Required tasks:
[1] According to the text on the two-beam laser setup, why does the system use a red He-Ne laser rather than a green laser? Answer in one to three sentences.
[2] Continue the description of the two-beam laser setup from its last sentence.

Text for analysis:
- - - -

In Fig. 2, we show the implementation of the simple system that uses two mirrors, one beam splitter, one low-power (2 mW) He-Ne laser, two dove prisms, one rotational stage and one imaging camera. For both cost and beam shape quality reasons, we have picked a red He-Ne laser instead of green lasers that can penetrate deeper in underwater imaging tasks. The paths of the two identical laser beams are marked by the red numbers with R denoting the right branch, and L denoting the left branch in forward projection. By using the two dove prisms, we are able to adjust the spacing between the two laser beams at millimeter levels and reduce the ratio of their path length difference (which is path 2R). In our experiments, the spacing is fixed at 10 mm. The rotational stage (Thorlabs: K10CR1) implements precise angular controls that are automated through a computer. A water tank of 75 cm depth is used to hold the scattering media simulated by mixing 50 L water with 15 mL antacid liquid. The antacid liquid [14] is often used in lab experiments to simulate scattering phenomenon in underwater environments. The attenuation fact s in Eq. (1) per unit length of propagation is obtained by measuring beam attenuation across the narrow side of the water tank with and without the murky water. Our measured value through such calibaration is $s=0.020 mm^{-1}$. An off-axis camera that avoids direct reflection from the container glasses and laser back-scattering is focused at a designated target depth to image the footprints of the two laser beams through the scattering media.

- - - -

Extracted entries:
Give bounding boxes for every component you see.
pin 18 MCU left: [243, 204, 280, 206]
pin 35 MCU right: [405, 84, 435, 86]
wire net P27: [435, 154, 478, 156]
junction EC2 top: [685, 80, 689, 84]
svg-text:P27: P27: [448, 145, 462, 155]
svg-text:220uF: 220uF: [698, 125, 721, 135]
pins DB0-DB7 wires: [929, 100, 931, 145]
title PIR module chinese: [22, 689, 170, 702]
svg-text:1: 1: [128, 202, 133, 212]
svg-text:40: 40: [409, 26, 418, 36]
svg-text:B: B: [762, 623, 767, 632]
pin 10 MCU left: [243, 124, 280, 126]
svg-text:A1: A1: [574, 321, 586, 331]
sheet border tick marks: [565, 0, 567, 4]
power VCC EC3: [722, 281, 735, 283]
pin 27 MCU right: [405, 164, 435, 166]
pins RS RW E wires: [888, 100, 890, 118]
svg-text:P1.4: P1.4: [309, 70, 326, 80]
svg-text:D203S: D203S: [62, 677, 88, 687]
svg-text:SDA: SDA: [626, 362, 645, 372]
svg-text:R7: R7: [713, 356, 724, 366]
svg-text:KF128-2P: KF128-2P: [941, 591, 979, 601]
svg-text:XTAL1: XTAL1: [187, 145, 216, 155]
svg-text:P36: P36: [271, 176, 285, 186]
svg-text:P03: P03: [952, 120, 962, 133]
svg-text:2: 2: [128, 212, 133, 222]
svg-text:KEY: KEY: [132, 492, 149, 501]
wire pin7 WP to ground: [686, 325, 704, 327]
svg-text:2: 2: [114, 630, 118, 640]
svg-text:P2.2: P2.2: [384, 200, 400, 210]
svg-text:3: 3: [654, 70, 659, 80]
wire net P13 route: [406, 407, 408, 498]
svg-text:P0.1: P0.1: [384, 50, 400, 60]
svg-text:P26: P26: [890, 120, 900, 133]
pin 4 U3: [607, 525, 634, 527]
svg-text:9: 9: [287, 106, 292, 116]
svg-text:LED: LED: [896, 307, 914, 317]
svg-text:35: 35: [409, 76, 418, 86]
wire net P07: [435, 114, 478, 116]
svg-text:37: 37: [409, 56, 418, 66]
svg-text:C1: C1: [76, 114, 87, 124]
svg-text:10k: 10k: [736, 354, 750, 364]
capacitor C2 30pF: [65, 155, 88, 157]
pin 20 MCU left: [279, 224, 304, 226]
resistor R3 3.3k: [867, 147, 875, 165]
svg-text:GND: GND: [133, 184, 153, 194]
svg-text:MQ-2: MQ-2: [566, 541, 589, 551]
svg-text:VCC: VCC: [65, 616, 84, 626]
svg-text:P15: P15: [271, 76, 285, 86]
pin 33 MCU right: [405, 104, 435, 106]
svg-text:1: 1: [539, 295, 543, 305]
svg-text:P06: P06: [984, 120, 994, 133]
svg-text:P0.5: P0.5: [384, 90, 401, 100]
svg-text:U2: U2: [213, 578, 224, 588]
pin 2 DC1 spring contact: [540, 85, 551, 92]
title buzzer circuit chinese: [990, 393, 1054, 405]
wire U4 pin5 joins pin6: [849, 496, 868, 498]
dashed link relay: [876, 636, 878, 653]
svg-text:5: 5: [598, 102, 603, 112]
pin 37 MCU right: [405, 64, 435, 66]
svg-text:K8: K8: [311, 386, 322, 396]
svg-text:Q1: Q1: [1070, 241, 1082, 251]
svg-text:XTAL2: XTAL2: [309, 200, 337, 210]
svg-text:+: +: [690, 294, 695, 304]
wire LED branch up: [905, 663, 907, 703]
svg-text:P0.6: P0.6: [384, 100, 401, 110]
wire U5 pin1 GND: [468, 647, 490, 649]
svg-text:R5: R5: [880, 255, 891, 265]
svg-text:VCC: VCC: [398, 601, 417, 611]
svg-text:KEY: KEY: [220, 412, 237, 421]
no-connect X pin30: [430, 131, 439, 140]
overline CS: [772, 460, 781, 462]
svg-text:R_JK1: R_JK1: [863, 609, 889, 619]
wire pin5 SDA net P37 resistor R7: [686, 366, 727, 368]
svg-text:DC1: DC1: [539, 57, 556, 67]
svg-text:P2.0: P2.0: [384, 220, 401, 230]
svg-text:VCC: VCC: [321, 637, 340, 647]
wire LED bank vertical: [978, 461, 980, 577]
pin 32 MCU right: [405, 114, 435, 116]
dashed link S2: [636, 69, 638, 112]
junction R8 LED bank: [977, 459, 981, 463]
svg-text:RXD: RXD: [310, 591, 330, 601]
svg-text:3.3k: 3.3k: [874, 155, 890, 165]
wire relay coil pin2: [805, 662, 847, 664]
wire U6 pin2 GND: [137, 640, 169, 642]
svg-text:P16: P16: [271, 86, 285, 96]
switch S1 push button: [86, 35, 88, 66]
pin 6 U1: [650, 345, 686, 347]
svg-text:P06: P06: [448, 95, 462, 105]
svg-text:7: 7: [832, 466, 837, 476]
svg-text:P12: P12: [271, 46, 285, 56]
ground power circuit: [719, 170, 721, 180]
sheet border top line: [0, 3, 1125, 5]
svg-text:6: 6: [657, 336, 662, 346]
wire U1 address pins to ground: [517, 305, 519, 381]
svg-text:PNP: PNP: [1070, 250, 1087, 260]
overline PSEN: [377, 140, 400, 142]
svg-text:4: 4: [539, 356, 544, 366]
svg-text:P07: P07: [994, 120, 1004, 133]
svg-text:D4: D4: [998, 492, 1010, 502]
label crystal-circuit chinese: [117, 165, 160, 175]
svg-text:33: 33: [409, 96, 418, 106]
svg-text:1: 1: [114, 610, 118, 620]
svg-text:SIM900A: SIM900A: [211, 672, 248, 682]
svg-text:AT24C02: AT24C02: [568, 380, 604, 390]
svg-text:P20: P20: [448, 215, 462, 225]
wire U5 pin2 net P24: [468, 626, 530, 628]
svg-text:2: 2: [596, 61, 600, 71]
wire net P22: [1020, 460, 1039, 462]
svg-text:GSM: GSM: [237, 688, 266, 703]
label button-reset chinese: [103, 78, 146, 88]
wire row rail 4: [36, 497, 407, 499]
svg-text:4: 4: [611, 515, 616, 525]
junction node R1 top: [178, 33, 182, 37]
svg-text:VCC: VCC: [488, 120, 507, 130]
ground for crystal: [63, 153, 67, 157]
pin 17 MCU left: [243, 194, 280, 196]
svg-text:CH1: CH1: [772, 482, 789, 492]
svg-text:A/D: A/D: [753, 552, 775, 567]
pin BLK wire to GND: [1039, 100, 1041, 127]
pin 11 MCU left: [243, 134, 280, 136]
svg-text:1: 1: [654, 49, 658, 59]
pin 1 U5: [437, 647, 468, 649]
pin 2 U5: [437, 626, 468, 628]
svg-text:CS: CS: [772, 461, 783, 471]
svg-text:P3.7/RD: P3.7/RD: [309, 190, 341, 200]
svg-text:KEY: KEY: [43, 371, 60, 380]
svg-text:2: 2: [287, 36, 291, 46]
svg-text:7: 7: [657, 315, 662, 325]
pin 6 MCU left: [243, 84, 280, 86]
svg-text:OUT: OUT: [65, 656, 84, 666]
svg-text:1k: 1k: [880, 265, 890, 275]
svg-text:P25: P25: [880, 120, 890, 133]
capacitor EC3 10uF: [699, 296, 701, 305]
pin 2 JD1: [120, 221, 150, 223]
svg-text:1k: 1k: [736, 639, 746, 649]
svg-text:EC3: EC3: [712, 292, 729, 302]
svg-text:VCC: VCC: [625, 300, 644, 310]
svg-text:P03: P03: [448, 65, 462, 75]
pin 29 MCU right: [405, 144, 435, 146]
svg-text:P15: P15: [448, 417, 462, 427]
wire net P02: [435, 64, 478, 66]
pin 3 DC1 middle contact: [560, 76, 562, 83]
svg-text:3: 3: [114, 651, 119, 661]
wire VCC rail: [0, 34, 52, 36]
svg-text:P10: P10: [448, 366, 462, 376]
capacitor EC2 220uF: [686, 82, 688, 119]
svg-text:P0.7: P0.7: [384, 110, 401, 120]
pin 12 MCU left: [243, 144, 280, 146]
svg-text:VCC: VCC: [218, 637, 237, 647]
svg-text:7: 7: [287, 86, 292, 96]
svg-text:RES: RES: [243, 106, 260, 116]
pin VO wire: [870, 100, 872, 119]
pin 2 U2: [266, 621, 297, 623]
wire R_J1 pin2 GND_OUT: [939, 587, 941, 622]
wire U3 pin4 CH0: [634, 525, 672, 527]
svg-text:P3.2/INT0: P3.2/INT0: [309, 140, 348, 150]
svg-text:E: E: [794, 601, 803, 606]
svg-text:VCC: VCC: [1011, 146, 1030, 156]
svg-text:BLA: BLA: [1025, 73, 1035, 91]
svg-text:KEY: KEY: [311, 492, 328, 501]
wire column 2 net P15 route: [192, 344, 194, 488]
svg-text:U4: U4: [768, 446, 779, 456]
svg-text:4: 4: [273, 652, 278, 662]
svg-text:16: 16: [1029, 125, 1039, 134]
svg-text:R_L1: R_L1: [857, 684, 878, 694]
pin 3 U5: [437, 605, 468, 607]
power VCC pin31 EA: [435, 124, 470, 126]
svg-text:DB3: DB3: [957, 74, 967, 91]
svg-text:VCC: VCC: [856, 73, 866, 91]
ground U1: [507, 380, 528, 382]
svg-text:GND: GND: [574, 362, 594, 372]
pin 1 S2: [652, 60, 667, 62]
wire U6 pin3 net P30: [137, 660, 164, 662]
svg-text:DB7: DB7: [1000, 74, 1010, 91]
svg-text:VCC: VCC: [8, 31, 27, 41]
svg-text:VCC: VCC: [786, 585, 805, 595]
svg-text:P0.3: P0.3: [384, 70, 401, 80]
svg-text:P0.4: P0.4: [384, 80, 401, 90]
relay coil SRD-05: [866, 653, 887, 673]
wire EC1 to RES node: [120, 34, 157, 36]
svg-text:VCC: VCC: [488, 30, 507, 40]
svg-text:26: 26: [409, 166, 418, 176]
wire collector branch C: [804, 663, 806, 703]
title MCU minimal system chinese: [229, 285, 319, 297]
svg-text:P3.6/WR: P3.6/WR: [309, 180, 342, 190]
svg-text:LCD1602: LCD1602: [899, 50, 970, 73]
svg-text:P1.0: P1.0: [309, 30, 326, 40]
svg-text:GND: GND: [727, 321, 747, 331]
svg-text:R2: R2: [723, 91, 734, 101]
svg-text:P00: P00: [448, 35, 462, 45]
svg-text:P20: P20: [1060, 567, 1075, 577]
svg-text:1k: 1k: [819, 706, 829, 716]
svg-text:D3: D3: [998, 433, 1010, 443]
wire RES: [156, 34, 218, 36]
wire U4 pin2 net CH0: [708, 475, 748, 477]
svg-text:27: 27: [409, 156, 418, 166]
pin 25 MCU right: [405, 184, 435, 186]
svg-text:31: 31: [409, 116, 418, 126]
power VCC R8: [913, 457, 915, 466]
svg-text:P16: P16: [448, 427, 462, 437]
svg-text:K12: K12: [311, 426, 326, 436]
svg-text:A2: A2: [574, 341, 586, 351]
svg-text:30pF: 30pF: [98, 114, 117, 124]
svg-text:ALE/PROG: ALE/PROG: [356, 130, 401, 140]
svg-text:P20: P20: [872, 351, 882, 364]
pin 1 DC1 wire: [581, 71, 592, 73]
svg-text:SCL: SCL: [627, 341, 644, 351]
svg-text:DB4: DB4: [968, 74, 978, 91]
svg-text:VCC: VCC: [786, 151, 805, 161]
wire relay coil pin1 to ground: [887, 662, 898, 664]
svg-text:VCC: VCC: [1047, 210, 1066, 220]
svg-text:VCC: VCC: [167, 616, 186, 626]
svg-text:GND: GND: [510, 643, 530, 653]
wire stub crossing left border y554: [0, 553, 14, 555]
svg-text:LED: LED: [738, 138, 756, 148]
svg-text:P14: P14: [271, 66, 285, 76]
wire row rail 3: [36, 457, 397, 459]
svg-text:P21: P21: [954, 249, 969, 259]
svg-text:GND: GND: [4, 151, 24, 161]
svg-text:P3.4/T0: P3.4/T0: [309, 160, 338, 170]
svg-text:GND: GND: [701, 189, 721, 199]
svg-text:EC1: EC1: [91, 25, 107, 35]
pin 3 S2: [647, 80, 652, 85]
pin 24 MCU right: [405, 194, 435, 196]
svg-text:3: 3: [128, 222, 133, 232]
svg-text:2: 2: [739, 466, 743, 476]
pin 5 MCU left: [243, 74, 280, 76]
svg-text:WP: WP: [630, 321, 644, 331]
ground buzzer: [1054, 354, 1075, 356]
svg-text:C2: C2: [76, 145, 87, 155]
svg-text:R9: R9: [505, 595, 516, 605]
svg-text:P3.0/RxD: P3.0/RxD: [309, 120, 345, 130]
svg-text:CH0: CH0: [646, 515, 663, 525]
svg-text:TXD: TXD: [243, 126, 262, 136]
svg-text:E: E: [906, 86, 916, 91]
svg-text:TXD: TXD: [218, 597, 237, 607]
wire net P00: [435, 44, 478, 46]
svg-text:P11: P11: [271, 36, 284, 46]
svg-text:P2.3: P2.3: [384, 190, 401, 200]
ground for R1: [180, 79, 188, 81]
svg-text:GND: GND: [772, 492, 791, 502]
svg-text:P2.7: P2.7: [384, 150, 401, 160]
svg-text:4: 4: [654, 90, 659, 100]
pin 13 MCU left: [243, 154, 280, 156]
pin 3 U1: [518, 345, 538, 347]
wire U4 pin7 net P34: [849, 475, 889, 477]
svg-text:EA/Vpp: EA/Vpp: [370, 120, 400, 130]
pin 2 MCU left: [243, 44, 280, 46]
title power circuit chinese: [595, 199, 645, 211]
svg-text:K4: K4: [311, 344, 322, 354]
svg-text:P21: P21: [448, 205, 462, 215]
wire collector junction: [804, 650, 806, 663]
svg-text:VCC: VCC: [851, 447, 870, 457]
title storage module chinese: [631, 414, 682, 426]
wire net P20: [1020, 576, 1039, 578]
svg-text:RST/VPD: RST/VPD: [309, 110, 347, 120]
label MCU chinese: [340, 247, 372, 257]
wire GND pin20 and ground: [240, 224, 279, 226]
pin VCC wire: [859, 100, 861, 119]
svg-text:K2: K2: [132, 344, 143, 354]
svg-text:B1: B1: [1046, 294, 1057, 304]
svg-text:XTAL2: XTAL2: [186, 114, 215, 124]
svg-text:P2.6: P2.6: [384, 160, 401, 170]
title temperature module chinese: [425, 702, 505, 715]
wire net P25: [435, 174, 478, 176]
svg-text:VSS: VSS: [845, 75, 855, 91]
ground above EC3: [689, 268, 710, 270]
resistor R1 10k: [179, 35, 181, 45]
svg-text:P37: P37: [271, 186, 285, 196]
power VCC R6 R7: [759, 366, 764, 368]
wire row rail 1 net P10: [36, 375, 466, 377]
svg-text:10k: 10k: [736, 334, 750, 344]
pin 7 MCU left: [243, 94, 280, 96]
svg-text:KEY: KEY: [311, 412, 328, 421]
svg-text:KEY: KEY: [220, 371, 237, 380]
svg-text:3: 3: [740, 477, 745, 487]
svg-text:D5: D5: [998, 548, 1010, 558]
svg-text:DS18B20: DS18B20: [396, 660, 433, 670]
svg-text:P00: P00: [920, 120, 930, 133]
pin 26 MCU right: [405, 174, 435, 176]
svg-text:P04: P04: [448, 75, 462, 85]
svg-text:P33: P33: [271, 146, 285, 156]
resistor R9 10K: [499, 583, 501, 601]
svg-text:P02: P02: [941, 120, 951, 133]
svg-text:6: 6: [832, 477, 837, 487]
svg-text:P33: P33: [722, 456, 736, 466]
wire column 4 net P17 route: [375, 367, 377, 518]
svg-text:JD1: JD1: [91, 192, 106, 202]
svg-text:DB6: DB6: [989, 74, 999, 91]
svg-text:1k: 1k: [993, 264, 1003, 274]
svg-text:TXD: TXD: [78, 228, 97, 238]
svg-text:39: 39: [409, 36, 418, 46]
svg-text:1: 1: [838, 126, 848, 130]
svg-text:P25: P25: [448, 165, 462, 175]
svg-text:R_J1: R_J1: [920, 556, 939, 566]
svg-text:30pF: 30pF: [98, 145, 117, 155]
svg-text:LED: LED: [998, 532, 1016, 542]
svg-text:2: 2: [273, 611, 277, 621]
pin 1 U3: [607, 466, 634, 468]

- - - -

Responses in order:
[1] A red He-Ne laser was picked for reasons of both cost and beam shape quality, even though green lasers can penetrate deeper in underwater imaging tasks.

[2]
To examine the accuracy of the asymmetry method, we have mounted a 50.8 mm (2 inches) diameter sandblasted aluminum disk on an adjustable mirror mount as the target, and put the target at the optical depth of $\tau =4$ (which receives $2\%$ of the transmitted optical power at the end of propagation). The spacing between the two laser beams is set at 10 mm for all the experiments. We first manually adjust the target disk to face the projecting beams at normal incidence. An automated scan is invoked to scan from 0 to 0.8 degrees with incremental step-size of 0.04 degrees. In each scan, an image is taken by the camera to extract the relative angle $\theta$ based on the approximation result in Eq. (3). Because the target disk is fixed in orientation, the extracted angles are expected to increase by 0.04 degrees as the projected beams scan across its surface. We then repeat the same process three times by giving the target disk an incremental angle offset around 0.3 degrees through manual rotations on the mirror knobs inside the "murky" water. The results are expected to show the same linearity on top of the angular offsets.
An image example is shown in Fig. 3.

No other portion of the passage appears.